▶ [What is needed] Retype every entry exactly, character for character.

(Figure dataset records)
◆ ◆ ◆

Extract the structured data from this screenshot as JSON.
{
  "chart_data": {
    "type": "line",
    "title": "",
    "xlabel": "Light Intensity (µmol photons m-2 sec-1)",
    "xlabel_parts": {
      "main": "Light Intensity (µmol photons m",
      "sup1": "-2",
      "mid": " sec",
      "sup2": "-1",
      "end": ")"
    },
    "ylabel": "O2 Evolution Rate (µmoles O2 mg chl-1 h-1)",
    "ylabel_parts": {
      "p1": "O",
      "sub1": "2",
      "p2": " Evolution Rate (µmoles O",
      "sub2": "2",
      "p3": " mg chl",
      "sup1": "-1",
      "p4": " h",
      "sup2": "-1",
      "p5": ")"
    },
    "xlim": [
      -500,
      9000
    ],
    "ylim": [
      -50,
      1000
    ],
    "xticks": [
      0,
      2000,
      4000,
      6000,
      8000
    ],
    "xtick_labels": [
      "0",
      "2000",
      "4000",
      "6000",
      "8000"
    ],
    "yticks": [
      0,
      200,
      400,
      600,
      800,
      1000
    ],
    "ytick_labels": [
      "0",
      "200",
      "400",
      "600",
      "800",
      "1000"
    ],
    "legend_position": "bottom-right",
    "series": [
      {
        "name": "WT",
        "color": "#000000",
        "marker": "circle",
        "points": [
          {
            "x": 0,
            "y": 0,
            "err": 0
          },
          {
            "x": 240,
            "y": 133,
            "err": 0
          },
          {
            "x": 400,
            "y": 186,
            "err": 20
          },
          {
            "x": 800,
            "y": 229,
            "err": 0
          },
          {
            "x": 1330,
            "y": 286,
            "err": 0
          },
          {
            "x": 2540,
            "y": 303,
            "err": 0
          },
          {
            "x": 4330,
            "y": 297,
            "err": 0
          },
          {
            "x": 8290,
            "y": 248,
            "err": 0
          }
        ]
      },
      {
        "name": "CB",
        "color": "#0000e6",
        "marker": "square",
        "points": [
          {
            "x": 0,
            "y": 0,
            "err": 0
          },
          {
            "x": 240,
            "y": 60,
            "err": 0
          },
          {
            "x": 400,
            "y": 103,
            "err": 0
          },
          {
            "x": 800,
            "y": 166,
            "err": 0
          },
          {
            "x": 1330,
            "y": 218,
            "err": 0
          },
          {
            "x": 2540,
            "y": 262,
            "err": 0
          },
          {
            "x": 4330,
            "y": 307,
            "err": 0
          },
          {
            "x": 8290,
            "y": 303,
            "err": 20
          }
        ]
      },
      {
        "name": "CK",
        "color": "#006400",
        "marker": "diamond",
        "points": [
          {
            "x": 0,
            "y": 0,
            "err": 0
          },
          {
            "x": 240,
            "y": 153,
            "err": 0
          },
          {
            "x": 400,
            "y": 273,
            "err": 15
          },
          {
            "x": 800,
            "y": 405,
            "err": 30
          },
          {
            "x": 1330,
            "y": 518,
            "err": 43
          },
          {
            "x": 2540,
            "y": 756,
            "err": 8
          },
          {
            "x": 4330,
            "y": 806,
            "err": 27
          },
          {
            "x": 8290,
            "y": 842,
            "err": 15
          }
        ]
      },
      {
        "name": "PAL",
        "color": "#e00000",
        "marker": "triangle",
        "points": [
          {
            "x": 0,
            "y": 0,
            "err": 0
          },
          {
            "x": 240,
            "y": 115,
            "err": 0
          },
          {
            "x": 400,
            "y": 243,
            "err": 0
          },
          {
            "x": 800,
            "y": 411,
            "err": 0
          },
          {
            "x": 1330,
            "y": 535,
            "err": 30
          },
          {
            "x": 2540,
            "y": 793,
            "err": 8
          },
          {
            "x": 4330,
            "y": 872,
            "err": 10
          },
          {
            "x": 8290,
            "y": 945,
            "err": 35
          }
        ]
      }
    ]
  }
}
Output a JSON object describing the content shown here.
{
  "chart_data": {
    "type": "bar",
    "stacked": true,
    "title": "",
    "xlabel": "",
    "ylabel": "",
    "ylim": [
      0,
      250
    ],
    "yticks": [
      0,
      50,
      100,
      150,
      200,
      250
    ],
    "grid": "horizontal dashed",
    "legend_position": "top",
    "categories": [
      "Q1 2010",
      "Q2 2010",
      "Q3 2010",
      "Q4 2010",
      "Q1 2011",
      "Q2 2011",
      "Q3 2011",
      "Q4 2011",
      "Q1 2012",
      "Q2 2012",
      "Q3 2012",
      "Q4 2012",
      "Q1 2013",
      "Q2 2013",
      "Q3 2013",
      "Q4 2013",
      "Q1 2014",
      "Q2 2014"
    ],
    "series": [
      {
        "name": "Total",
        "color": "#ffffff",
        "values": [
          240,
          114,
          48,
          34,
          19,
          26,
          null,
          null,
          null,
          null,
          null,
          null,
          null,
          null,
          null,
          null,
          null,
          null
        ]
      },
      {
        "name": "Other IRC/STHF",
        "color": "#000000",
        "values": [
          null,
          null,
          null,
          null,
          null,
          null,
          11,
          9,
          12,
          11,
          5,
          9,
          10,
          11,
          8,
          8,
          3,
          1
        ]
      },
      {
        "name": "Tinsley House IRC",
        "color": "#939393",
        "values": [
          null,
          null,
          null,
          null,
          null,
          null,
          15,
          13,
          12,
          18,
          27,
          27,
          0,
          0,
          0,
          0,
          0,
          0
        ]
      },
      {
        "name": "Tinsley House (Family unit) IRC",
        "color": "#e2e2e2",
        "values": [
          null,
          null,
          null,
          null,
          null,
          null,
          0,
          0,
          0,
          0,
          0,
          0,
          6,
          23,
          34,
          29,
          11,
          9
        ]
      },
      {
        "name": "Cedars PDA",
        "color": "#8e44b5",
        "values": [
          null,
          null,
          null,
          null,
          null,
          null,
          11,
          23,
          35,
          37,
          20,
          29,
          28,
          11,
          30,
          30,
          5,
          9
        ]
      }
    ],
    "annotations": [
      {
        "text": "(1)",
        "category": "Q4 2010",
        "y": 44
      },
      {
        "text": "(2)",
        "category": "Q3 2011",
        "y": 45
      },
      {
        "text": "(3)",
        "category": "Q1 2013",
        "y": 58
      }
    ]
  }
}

◆ ◆ ◆

▶ [Answer to the task]
Extract the structured data from this screenshot as JSON.
{
  "chart_data": {
    "type": "line",
    "title": "",
    "xlabel": "Light Intensity (µmol photons m-2 sec-1)",
    "xlabel_parts": {
      "main": "Light Intensity (µmol photons m",
      "sup1": "-2",
      "mid": " sec",
      "sup2": "-1",
      "end": ")"
    },
    "ylabel": "O2 Evolution Rate (µmoles O2 mg chl-1 h-1)",
    "ylabel_parts": {
      "p1": "O",
      "sub1": "2",
      "p2": " Evolution Rate (µmoles O",
      "sub2": "2",
      "p3": " mg chl",
      "sup1": "-1",
      "p4": " h",
      "sup2": "-1",
      "p5": ")"
    },
    "xlim": [
      -500,
      9000
    ],
    "ylim": [
      -50,
      1000
    ],
    "xticks": [
      0,
      2000,
      4000,
      6000,
      8000
    ],
    "xtick_labels": [
      "0",
      "2000",
      "4000",
      "6000",
      "8000"
    ],
    "yticks": [
      0,
      200,
      400,
      600,
      800,
      1000
    ],
    "ytick_labels": [
      "0",
      "200",
      "400",
      "600",
      "800",
      "1000"
    ],
    "legend_position": "bottom-right",
    "series": [
      {
        "name": "WT",
        "color": "#000000",
        "marker": "circle",
        "points": [
          {
            "x": 0,
            "y": 0,
            "err": 0
          },
          {
            "x": 240,
            "y": 133,
            "err": 0
          },
          {
            "x": 400,
            "y": 186,
            "err": 20
          },
          {
            "x": 800,
            "y": 229,
            "err": 0
          },
          {
            "x": 1330,
            "y": 286,
            "err": 0
          },
          {
            "x": 2540,
            "y": 303,
            "err": 0
          },
          {
            "x": 4330,
            "y": 297,
            "err": 0
          },
          {
            "x": 8290,
            "y": 248,
            "err": 0
          }
        ]
      },
      {
        "name": "CB",
        "color": "#0000e6",
        "marker": "square",
        "points": [
          {
            "x": 0,
            "y": 0,
            "err": 0
          },
          {
            "x": 240,
            "y": 60,
            "err": 0
          },
          {
            "x": 400,
            "y": 103,
            "err": 0
          },
          {
            "x": 800,
            "y": 166,
            "err": 0
          },
          {
            "x": 1330,
            "y": 218,
            "err": 0
          },
          {
            "x": 2540,
            "y": 262,
            "err": 0
          },
          {
            "x": 4330,
            "y": 307,
            "err": 0
          },
          {
            "x": 8290,
            "y": 303,
            "err": 20
          }
        ]
      },
      {
        "name": "CK",
        "color": "#006400",
        "marker": "diamond",
        "points": [
          {
            "x": 0,
            "y": 0,
            "err": 0
          },
          {
            "x": 240,
            "y": 153,
            "err": 0
          },
          {
            "x": 400,
            "y": 273,
            "err": 15
          },
          {
            "x": 800,
            "y": 405,
            "err": 30
          },
          {
            "x": 1330,
            "y": 518,
            "err": 43
          },
          {
            "x": 2540,
            "y": 756,
            "err": 8
          },
          {
            "x": 4330,
            "y": 806,
            "err": 27
          },
          {
            "x": 8290,
            "y": 842,
            "err": 15
          }
        ]
      },
      {
        "name": "PAL",
        "color": "#e00000",
        "marker": "triangle",
        "points": [
          {
            "x": 0,
            "y": 0,
            "err": 0
          },
          {
            "x": 240,
            "y": 115,
            "err": 0
          },
          {
            "x": 400,
            "y": 243,
            "err": 0
          },
          {
            "x": 800,
            "y": 411,
            "err": 0
          },
          {
            "x": 1330,
            "y": 535,
            "err": 30
          },
          {
            "x": 2540,
            "y": 793,
            "err": 8
          },
          {
            "x": 4330,
            "y": 872,
            "err": 10
          },
          {
            "x": 8290,
            "y": 945,
            "err": 35
          }
        ]
      }
    ]
  }
}
Output a JSON object describing the content shown here.
{
  "chart_data": {
    "type": "bar",
    "stacked": true,
    "title": "",
    "xlabel": "",
    "ylabel": "",
    "ylim": [
      0,
      250
    ],
    "yticks": [
      0,
      50,
      100,
      150,
      200,
      250
    ],
    "grid": "horizontal dashed",
    "legend_position": "top",
    "categories": [
      "Q1 2010",
      "Q2 2010",
      "Q3 2010",
      "Q4 2010",
      "Q1 2011",
      "Q2 2011",
      "Q3 2011",
      "Q4 2011",
      "Q1 2012",
      "Q2 2012",
      "Q3 2012",
      "Q4 2012",
      "Q1 2013",
      "Q2 2013",
      "Q3 2013",
      "Q4 2013",
      "Q1 2014",
      "Q2 2014"
    ],
    "series": [
      {
        "name": "Total",
        "color": "#ffffff",
        "values": [
          240,
          114,
          48,
          34,
          19,
          26,
          null,
          null,
          null,
          null,
          null,
          null,
          null,
          null,
          null,
          null,
          null,
          null
        ]
      },
      {
        "name": "Other IRC/STHF",
        "color": "#000000",
        "values": [
          null,
          null,
          null,
          null,
          null,
          null,
          11,
          9,
          12,
          11,
          5,
          9,
          10,
          11,
          8,
          8,
          3,
          1
        ]
      },
      {
        "name": "Tinsley House IRC",
        "color": "#939393",
        "values": [
          null,
          null,
          null,
          null,
          null,
          null,
          15,
          13,
          12,
          18,
          27,
          27,
          0,
          0,
          0,
          0,
          0,
          0
        ]
      },
      {
        "name": "Tinsley House (Family unit) IRC",
        "color": "#e2e2e2",
        "values": [
          null,
          null,
          null,
          null,
          null,
          null,
          0,
          0,
          0,
          0,
          0,
          0,
          6,
          23,
          34,
          29,
          11,
          9
        ]
      },
      {
        "name": "Cedars PDA",
        "color": "#8e44b5",
        "values": [
          null,
          null,
          null,
          null,
          null,
          null,
          11,
          23,
          35,
          37,
          20,
          29,
          28,
          11,
          30,
          30,
          5,
          9
        ]
      }
    ],
    "annotations": [
      {
        "text": "(1)",
        "category": "Q4 2010",
        "y": 44
      },
      {
        "text": "(2)",
        "category": "Q3 2011",
        "y": 45
      },
      {
        "text": "(3)",
        "category": "Q1 2013",
        "y": 58
      }
    ]
  }
}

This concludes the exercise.